**GIVEN PROBLEM:**
Show every line in the entries below where the word "或关于该事件的一句名言" appears.

::: DATA LINES

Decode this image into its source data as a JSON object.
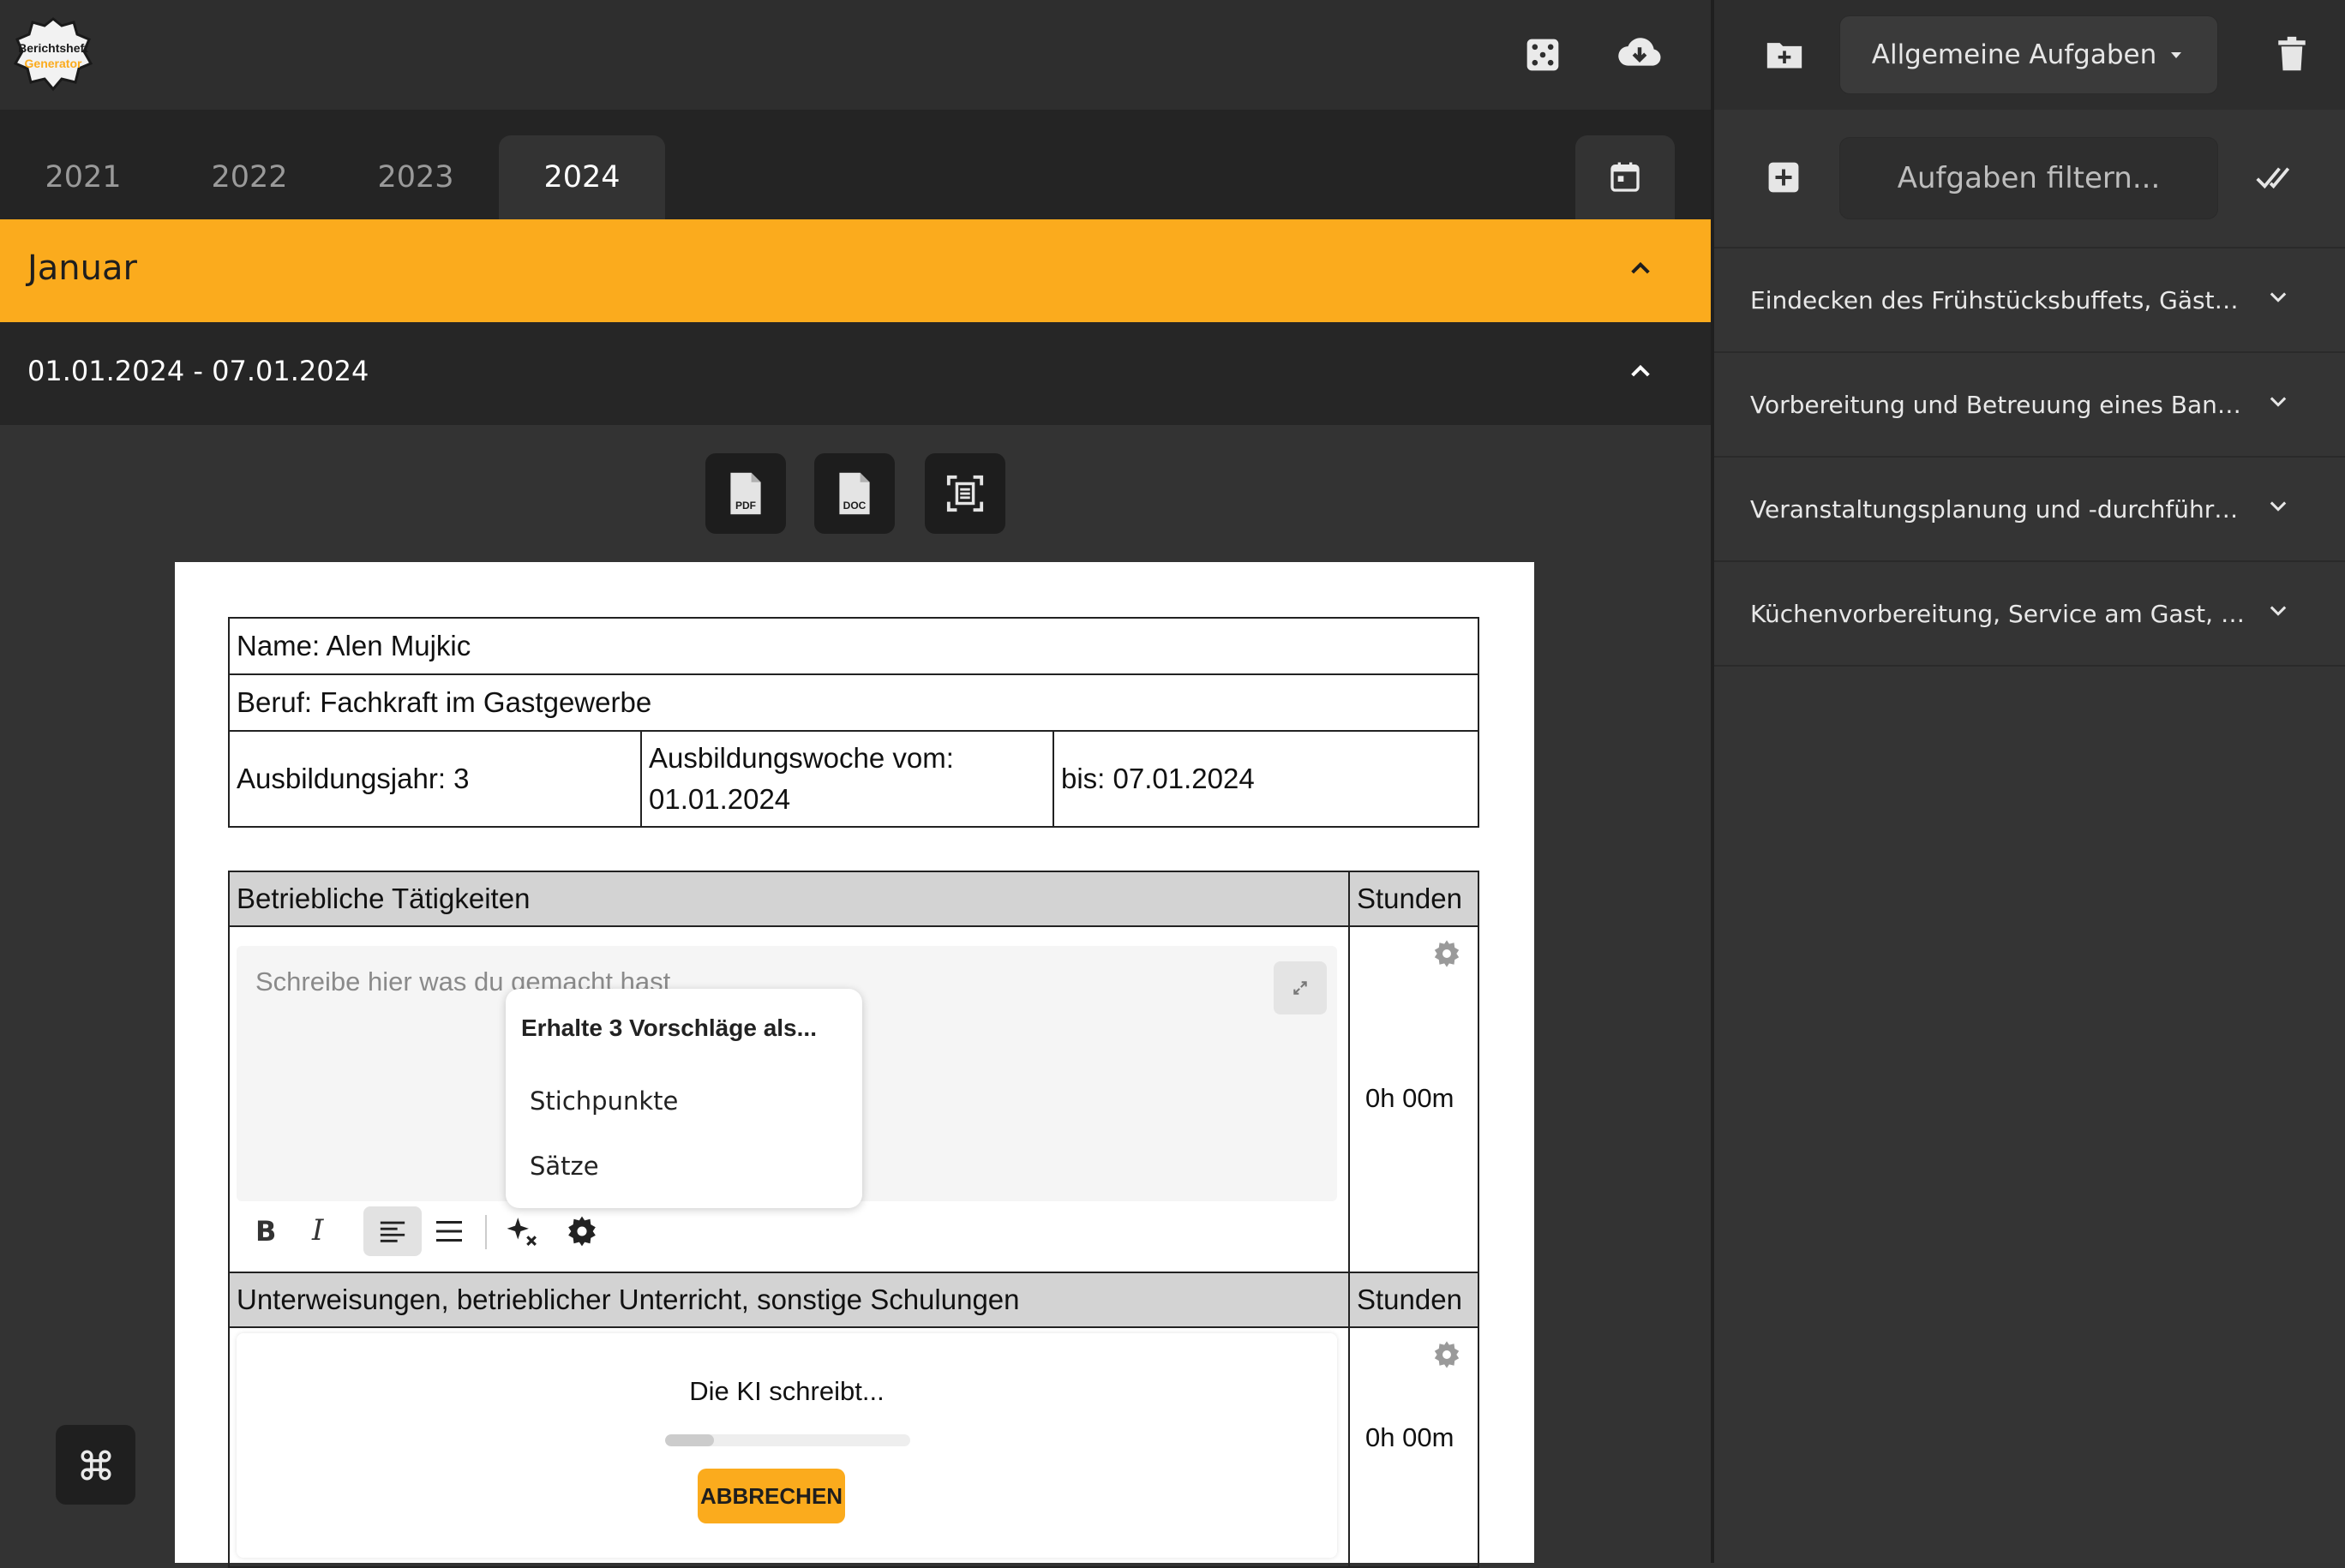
{
  "app": {
    "logo_text_1": "Berichtsheft",
    "logo_text_2": "Generator"
  },
  "years": {
    "tabs": [
      "2021",
      "2022",
      "2023",
      "2024"
    ],
    "active": "2024"
  },
  "month": {
    "label": "Januar"
  },
  "week": {
    "label": "01.01.2024 - 07.01.2024"
  },
  "export": {
    "pdf": "PDF",
    "doc": "DOC"
  },
  "report": {
    "name": "Name: Alen Mujkic",
    "beruf": "Beruf: Fachkraft im Gastgewerbe",
    "jahr": "Ausbildungsjahr: 3",
    "woche_label": "Ausbildungswoche vom:",
    "woche_date": "01.01.2024",
    "bis": "bis: 07.01.2024",
    "section1_title": "Betriebliche Tätigkeiten",
    "stunden_label": "Stunden",
    "section1_placeholder": "Schreibe hier was du gemacht hast",
    "section1_hours": "0h 00m",
    "section2_title": "Unterweisungen, betrieblicher Unterricht, sonstige Schulungen",
    "section2_hours": "0h 00m",
    "ai_writing": "Die KI schreibt...",
    "ai_progress": 0.2,
    "cancel_label": "ABBRECHEN"
  },
  "suggestions": {
    "title": "Erhalte 3 Vorschläge als...",
    "options": [
      "Stichpunkte",
      "Sätze"
    ]
  },
  "toolbar": {
    "bold": "B",
    "italic": "I"
  },
  "right": {
    "category": "Allgemeine Aufgaben",
    "filter_placeholder": "Aufgaben filtern...",
    "items": [
      "Eindecken des Frühstücksbuffets, Gästebetreuung",
      "Vorbereitung und Betreuung eines Banketts",
      "Veranstaltungsplanung und -durchführung",
      "Küchenvorbereitung, Service am Gast, Reinigung"
    ]
  },
  "colors": {
    "accent": "#fbab1d",
    "dark": "#2e2e2e",
    "panel": "#343434"
  }
}
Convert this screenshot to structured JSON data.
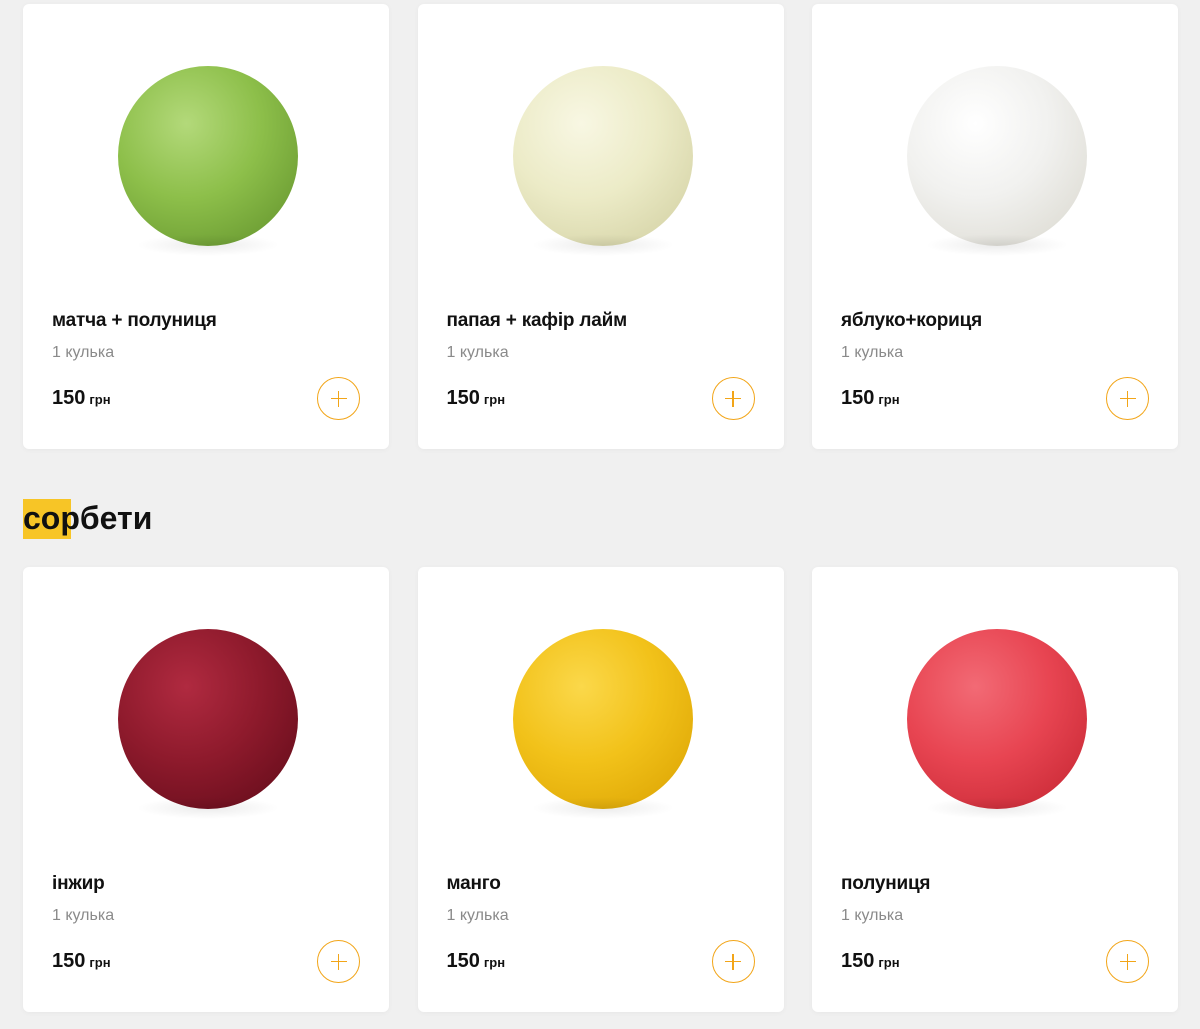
{
  "top_products": [
    {
      "title": "матча + полуниця",
      "subtitle": "1 кулька",
      "price": "150",
      "currency": "грн",
      "scoop": {
        "icon": "matcha-scoop-image",
        "color": "#8dbf4a",
        "light": "#b3d97a",
        "dark": "#5f8f2a"
      }
    },
    {
      "title": "папая + кафір лайм",
      "subtitle": "1 кулька",
      "price": "150",
      "currency": "грн",
      "scoop": {
        "icon": "papaya-scoop-image",
        "color": "#ecebc7",
        "light": "#f8f7e3",
        "dark": "#cfcd9e"
      }
    },
    {
      "title": "яблуко+кориця",
      "subtitle": "1 кулька",
      "price": "150",
      "currency": "грн",
      "scoop": {
        "icon": "apple-cinnamon-scoop-image",
        "color": "#f1f1ef",
        "light": "#ffffff",
        "dark": "#d8d6cc"
      }
    }
  ],
  "section": {
    "title": "сорбети"
  },
  "bottom_products": [
    {
      "title": "інжир",
      "subtitle": "1 кулька",
      "price": "150",
      "currency": "грн",
      "scoop": {
        "icon": "fig-scoop-image",
        "color": "#8e1a2c",
        "light": "#b02a40",
        "dark": "#5e0a18"
      }
    },
    {
      "title": "манго",
      "subtitle": "1 кулька",
      "price": "150",
      "currency": "грн",
      "scoop": {
        "icon": "mango-scoop-image",
        "color": "#f2c21a",
        "light": "#fbd84a",
        "dark": "#d9a000"
      }
    },
    {
      "title": "полуниця",
      "subtitle": "1 кулька",
      "price": "150",
      "currency": "грн",
      "scoop": {
        "icon": "strawberry-scoop-image",
        "color": "#e84552",
        "light": "#f26a75",
        "dark": "#c2232f"
      }
    }
  ],
  "colors": {
    "accent": "#f2a518",
    "highlight": "#f7c526",
    "page_bg": "#f0f0f0",
    "card_bg": "#ffffff"
  }
}
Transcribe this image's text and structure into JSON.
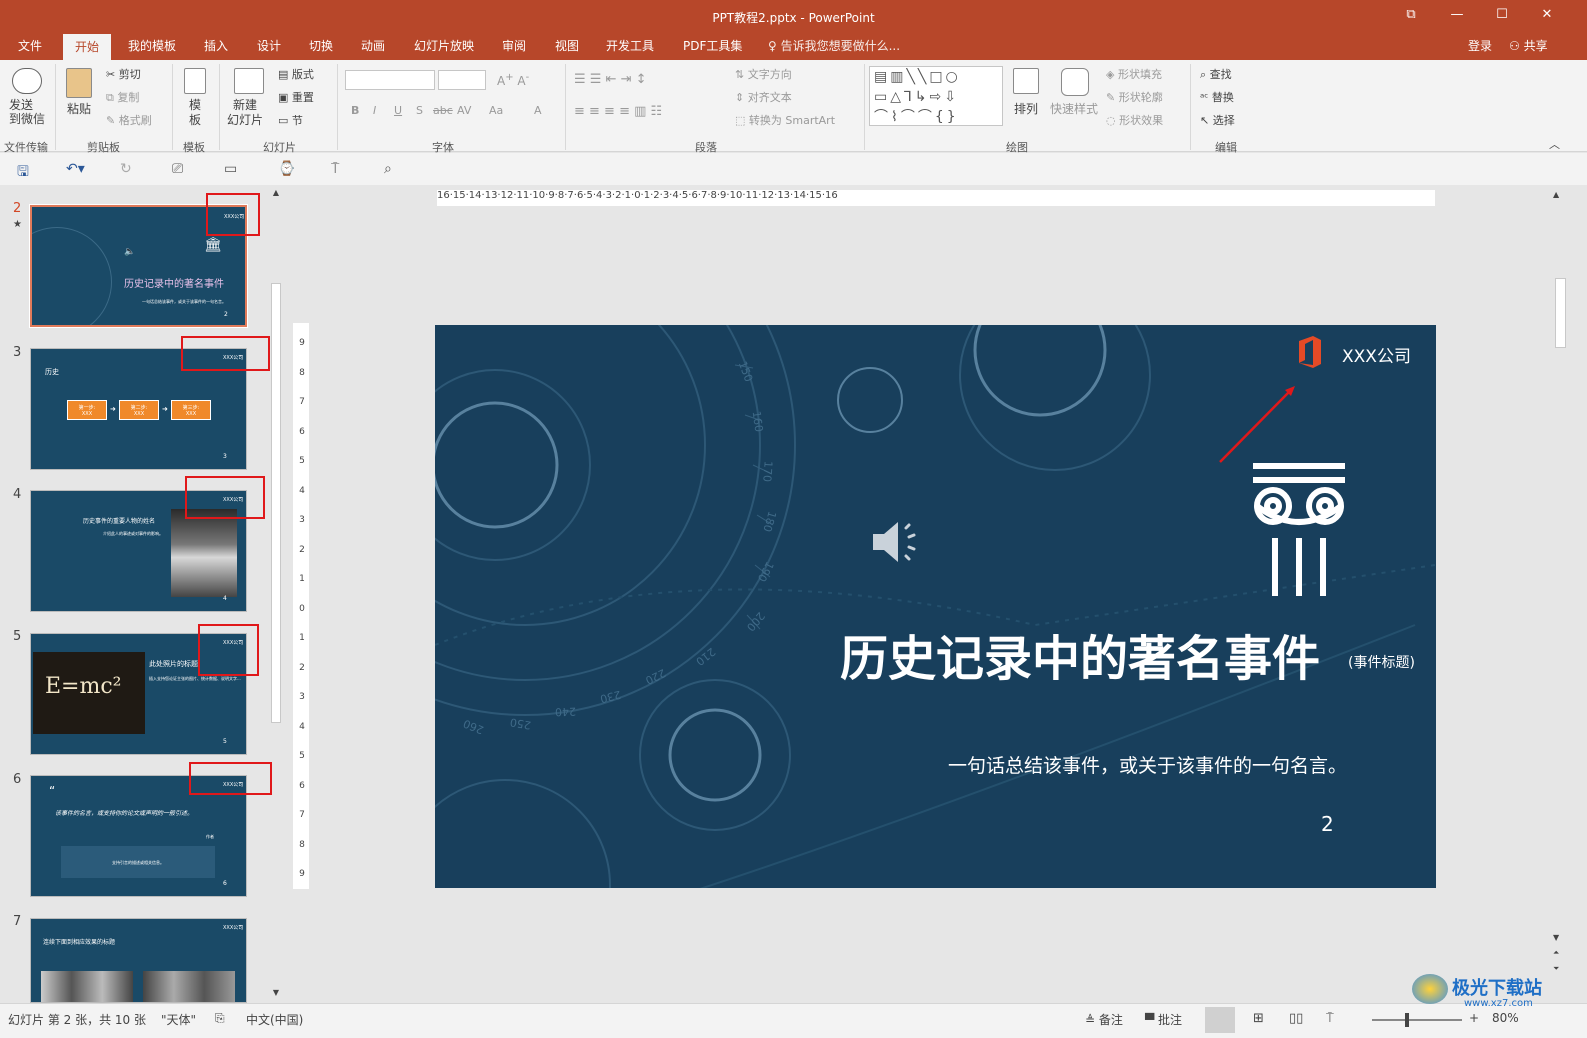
{
  "window": {
    "title": "PPT教程2.pptx - PowerPoint",
    "restore_icon": "⧉",
    "minimize": "—",
    "maximize": "☐",
    "close": "✕"
  },
  "tabs": [
    "文件",
    "开始",
    "我的模板",
    "插入",
    "设计",
    "切换",
    "动画",
    "幻灯片放映",
    "审阅",
    "视图",
    "开发工具",
    "PDF工具集"
  ],
  "tell_me": "告诉我您想要做什么...",
  "account": {
    "login": "登录",
    "share": "共享"
  },
  "ribbon": {
    "groups": {
      "transfer": "文件传输",
      "clipboard": "剪贴板",
      "template": "模板",
      "slides": "幻灯片",
      "font": "字体",
      "paragraph": "段落",
      "drawing": "绘图",
      "editing": "编辑"
    },
    "send_wechat": "发送\n到微信",
    "paste": "粘贴",
    "cut": "剪切",
    "copy": "复制",
    "format_painter": "格式刷",
    "template_btn": "模\n板",
    "new_slide": "新建\n幻灯片",
    "layout": "版式",
    "reset": "重置",
    "section": "节",
    "text_direction": "文字方向",
    "align_text": "对齐文本",
    "smartart": "转换为 SmartArt",
    "arrange": "排列",
    "quick_styles": "快速样式",
    "shape_fill": "形状填充",
    "shape_outline": "形状轮廓",
    "shape_effects": "形状效果",
    "find": "查找",
    "replace": "替换",
    "select": "选择",
    "font_buttons": [
      "B",
      "I",
      "U",
      "S",
      "abc",
      "AV",
      "Aa",
      "A"
    ]
  },
  "thumbnails": [
    {
      "num": "2",
      "star": "★",
      "title": "历史记录中的著名事件",
      "sub": "一句话总结该事件，或关于该事件的一句名言。",
      "page": "2",
      "company": "XXX公司"
    },
    {
      "num": "3",
      "title": "历史",
      "steps": [
        "第一步:",
        "第二步:",
        "第三步:"
      ],
      "step_sub": "XXX",
      "page": "3",
      "company": "XXX公司"
    },
    {
      "num": "4",
      "title": "历史事件的重要人物的姓名",
      "sub": "介绍此人的事迹或对事件的影响。",
      "page": "4",
      "company": "XXX公司"
    },
    {
      "num": "5",
      "title": "此处照片的标题",
      "formula": "E=mc²",
      "sub": "插入支持您论证主张的图片、统计数据、说明文字...",
      "page": "5",
      "company": "XXX公司"
    },
    {
      "num": "6",
      "quote_mark": "“",
      "title": "该事件的名言，或支持你的论文或声明的一般引述。",
      "author": "作者",
      "box": "支持引言的描述或相关信息。",
      "page": "6",
      "company": "XXX公司"
    },
    {
      "num": "7",
      "title": "连续下面到相应效果的标题",
      "company": "XXX公司"
    }
  ],
  "ruler_h": "16·15·14·13·12·11·10·9·8·7·6·5·4·3·2·1·0·1·2·3·4·5·6·7·8·9·10·11·12·13·14·15·16",
  "ruler_v": [
    "9",
    "8",
    "7",
    "6",
    "5",
    "4",
    "3",
    "2",
    "1",
    "0",
    "1",
    "2",
    "3",
    "4",
    "5",
    "6",
    "7",
    "8",
    "9"
  ],
  "slide": {
    "company": "XXX公司",
    "title": "历史记录中的著名事件",
    "title_note": "(事件标题)",
    "subtitle": "一句话总结该事件，或关于该事件的一句名言。",
    "page": "2",
    "dial_numbers": [
      "150",
      "160",
      "170",
      "180",
      "190",
      "200",
      "210",
      "220",
      "230",
      "240",
      "250",
      "260"
    ]
  },
  "status": {
    "slide_info": "幻灯片 第 2 张，共 10 张",
    "theme": "\"天体\"",
    "language": "中文(中国)",
    "notes": "备注",
    "comments": "批注",
    "zoom": "80%"
  },
  "watermark": {
    "site": "极光下载站",
    "url": "www.xz7.com"
  },
  "colors": {
    "accent": "#b7472a",
    "slide_bg": "#183f5c",
    "highlight_red": "#e0181a",
    "step_orange": "#f0892a"
  }
}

::::::

**THE SOLUTION:**
      "sub": "一句话总结该事件，或关于该事件的一句名言。",
    "subtitle": "一句话总结该事件，或关于该事件的一句名言。",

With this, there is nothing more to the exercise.